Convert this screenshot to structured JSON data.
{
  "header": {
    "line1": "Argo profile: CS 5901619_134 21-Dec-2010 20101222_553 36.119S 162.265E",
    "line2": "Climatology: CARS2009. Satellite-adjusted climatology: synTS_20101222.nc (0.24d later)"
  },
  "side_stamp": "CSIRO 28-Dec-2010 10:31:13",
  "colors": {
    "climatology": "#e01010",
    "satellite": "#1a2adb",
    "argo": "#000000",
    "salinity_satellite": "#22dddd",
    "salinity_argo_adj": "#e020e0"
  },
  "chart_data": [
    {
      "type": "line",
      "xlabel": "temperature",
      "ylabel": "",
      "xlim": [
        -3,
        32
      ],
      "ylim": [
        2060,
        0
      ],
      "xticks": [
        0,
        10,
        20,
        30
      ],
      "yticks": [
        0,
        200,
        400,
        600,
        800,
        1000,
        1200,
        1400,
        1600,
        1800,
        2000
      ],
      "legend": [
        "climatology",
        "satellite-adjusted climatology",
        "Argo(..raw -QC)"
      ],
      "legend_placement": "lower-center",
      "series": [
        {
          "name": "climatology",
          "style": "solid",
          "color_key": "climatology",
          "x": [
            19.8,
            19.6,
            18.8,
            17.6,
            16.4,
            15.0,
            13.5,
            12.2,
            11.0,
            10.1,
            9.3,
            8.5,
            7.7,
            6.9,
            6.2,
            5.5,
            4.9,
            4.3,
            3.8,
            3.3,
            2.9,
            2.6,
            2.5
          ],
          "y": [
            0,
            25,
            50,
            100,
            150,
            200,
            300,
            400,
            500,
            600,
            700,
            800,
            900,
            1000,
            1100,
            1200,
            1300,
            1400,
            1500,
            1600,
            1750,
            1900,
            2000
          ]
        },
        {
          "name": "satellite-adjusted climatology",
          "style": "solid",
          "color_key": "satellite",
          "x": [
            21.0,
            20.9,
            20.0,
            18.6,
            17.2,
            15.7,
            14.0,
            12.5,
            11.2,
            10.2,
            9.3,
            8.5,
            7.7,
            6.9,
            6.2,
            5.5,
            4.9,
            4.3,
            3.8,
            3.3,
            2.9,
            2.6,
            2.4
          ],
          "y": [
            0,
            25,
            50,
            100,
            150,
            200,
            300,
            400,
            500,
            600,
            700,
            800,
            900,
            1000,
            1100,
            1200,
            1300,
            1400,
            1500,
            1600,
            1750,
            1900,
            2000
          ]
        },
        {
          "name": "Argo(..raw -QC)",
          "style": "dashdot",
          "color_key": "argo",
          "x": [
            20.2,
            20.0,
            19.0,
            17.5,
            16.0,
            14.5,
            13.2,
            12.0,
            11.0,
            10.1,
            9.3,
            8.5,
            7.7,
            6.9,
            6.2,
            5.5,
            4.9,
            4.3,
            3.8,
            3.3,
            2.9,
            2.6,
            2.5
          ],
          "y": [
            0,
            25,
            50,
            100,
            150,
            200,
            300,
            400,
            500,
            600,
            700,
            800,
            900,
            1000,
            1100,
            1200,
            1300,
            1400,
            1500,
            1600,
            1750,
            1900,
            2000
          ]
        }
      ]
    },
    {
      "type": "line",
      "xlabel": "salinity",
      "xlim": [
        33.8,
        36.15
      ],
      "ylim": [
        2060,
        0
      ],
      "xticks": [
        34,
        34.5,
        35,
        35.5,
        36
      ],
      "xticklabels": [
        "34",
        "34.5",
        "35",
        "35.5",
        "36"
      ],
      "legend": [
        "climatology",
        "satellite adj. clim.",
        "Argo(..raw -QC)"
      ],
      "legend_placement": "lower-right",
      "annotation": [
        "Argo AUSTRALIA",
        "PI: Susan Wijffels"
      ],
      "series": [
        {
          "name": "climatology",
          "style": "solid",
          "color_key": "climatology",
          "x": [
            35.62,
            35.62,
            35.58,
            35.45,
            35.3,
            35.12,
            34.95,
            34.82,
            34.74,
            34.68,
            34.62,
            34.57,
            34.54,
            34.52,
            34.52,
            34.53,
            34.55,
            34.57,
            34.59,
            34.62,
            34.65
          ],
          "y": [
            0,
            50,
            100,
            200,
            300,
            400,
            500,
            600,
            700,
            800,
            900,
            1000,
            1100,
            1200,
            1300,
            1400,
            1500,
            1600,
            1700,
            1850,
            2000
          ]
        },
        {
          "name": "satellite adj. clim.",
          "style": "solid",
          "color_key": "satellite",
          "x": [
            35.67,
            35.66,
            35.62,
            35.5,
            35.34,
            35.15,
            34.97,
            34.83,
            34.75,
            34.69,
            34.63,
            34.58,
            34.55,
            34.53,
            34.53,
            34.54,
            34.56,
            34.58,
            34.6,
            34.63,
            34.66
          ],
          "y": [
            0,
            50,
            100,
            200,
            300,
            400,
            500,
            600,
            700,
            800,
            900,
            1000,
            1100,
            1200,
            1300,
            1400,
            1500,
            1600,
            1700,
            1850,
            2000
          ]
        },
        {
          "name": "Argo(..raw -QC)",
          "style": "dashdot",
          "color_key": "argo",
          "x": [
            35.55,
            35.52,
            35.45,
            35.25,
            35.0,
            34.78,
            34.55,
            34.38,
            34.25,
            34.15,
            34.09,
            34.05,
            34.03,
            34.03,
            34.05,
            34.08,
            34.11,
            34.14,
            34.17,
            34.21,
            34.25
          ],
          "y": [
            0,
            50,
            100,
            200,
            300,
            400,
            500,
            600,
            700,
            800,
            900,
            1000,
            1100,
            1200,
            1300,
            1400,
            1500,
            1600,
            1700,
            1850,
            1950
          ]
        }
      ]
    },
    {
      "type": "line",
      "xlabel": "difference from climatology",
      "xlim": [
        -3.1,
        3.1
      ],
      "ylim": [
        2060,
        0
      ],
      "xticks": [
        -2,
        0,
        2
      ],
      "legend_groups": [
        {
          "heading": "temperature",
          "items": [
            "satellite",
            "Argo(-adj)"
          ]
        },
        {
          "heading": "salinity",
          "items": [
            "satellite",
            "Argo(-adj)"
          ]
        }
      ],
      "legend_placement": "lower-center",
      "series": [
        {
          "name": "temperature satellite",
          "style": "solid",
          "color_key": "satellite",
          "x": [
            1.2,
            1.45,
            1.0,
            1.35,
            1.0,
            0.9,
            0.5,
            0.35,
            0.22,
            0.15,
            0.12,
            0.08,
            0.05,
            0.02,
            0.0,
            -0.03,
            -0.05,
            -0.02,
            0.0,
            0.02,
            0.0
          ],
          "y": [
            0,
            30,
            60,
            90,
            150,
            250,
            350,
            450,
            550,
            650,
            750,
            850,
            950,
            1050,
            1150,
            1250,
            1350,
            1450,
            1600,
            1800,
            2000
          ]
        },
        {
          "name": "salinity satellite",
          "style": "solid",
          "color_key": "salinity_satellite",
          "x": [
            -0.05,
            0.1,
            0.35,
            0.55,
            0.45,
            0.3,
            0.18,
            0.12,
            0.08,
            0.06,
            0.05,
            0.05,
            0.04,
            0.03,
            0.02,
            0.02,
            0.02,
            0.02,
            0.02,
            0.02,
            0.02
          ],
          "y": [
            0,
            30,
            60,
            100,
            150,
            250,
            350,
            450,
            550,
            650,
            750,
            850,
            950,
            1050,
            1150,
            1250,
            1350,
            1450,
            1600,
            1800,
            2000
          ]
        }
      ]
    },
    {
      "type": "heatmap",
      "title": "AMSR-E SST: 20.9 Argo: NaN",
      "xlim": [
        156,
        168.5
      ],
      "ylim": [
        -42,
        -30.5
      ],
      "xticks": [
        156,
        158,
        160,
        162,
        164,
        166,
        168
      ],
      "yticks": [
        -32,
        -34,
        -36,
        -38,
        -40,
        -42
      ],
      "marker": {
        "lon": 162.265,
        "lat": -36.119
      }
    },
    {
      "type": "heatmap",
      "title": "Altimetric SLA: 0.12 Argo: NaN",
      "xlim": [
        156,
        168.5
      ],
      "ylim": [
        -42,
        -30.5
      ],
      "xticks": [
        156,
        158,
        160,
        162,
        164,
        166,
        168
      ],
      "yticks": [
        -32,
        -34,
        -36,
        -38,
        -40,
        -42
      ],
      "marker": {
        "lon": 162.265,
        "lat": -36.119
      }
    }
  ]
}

[Set exercise] In the material above, tally every line with the string "temperature" in it, then give that number alone.

[Task response] 3